→ INSTRUCTIONS FOR THE TASK: Check each line below for the word "little", and copy those that have it.

=-=-=-=-=

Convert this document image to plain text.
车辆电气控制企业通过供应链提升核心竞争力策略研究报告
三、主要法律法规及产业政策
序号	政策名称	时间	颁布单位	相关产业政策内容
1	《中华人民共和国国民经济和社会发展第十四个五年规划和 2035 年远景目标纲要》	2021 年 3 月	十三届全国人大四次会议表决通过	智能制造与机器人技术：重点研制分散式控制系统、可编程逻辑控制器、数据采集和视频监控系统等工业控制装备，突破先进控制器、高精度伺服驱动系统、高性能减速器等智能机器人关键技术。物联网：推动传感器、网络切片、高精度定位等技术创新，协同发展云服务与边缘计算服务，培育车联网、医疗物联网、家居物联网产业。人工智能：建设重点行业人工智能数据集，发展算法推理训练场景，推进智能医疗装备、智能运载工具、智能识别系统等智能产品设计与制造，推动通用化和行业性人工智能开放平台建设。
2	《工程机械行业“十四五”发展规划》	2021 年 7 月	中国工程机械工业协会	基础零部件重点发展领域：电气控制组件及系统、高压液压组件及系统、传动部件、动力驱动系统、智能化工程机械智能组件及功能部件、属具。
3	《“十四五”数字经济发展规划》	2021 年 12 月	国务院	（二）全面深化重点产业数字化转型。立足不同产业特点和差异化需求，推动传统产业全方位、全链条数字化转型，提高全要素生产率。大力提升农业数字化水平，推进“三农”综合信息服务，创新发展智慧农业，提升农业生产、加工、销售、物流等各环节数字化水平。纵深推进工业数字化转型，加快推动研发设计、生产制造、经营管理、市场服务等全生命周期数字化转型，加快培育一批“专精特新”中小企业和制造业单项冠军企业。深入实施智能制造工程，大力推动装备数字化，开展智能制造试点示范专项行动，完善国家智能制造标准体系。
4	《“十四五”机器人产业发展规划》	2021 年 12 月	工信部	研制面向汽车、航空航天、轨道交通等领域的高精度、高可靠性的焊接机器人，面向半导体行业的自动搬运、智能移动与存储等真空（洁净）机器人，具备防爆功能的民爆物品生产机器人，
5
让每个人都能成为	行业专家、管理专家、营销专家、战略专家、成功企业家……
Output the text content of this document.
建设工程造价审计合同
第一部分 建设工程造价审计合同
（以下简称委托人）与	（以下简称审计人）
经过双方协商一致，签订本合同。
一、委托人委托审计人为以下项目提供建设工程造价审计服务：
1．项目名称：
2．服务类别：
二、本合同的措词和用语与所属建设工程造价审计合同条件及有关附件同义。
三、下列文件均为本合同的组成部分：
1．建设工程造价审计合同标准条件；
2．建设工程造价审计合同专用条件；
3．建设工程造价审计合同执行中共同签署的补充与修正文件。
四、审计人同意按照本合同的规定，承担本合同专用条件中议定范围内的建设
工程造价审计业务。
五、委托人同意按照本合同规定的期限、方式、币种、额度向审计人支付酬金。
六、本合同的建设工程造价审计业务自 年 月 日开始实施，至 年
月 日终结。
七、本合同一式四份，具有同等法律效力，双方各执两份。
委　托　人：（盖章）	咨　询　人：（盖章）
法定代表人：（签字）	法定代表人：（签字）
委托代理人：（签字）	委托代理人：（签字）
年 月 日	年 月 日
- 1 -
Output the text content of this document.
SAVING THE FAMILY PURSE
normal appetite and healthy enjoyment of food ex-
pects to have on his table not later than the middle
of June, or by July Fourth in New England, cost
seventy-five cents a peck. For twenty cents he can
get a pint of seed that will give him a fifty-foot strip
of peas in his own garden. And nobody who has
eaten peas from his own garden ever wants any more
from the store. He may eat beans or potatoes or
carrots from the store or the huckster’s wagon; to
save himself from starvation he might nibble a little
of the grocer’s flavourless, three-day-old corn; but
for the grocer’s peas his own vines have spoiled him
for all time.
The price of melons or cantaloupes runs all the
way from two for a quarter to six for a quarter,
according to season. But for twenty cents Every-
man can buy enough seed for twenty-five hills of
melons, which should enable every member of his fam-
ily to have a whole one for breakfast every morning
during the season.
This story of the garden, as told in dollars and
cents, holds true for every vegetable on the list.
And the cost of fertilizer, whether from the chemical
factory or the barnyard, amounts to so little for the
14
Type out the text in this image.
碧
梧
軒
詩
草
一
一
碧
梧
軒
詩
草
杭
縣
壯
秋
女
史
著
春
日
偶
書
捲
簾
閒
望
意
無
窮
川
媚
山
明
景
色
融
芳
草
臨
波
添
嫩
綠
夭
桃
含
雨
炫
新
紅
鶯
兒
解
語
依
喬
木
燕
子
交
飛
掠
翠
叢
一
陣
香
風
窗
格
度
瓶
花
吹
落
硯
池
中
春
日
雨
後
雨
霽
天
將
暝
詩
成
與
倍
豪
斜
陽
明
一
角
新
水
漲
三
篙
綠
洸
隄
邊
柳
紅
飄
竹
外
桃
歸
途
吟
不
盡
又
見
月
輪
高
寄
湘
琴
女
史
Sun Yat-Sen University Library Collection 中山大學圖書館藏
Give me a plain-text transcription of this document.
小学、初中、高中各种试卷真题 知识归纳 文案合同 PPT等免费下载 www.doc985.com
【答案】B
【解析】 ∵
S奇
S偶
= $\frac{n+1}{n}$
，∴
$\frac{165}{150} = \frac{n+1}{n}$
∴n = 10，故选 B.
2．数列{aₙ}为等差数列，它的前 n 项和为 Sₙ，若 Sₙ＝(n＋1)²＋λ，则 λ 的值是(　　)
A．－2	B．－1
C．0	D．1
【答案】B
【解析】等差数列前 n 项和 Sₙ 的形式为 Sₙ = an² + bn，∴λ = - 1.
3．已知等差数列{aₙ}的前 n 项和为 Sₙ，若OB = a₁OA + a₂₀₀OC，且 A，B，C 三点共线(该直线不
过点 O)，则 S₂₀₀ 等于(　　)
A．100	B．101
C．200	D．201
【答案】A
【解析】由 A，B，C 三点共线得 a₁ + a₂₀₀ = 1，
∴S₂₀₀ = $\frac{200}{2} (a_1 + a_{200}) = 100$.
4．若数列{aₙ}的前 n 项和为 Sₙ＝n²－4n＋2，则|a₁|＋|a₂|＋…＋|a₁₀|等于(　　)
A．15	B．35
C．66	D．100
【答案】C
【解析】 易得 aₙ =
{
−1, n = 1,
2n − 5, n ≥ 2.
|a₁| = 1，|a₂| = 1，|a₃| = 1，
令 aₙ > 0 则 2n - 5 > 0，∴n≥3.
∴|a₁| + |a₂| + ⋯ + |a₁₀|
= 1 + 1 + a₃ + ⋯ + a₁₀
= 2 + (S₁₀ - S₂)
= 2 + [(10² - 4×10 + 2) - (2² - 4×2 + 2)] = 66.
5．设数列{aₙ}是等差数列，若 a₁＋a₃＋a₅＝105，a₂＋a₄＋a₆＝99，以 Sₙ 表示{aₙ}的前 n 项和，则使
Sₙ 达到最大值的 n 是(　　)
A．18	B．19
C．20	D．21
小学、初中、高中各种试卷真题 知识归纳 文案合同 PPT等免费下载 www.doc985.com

=-=-=-=-=

→ SOLUTION TO THIS TASK:
save himself from starvation he might nibble a little
factory or the barnyard, amounts to so little for the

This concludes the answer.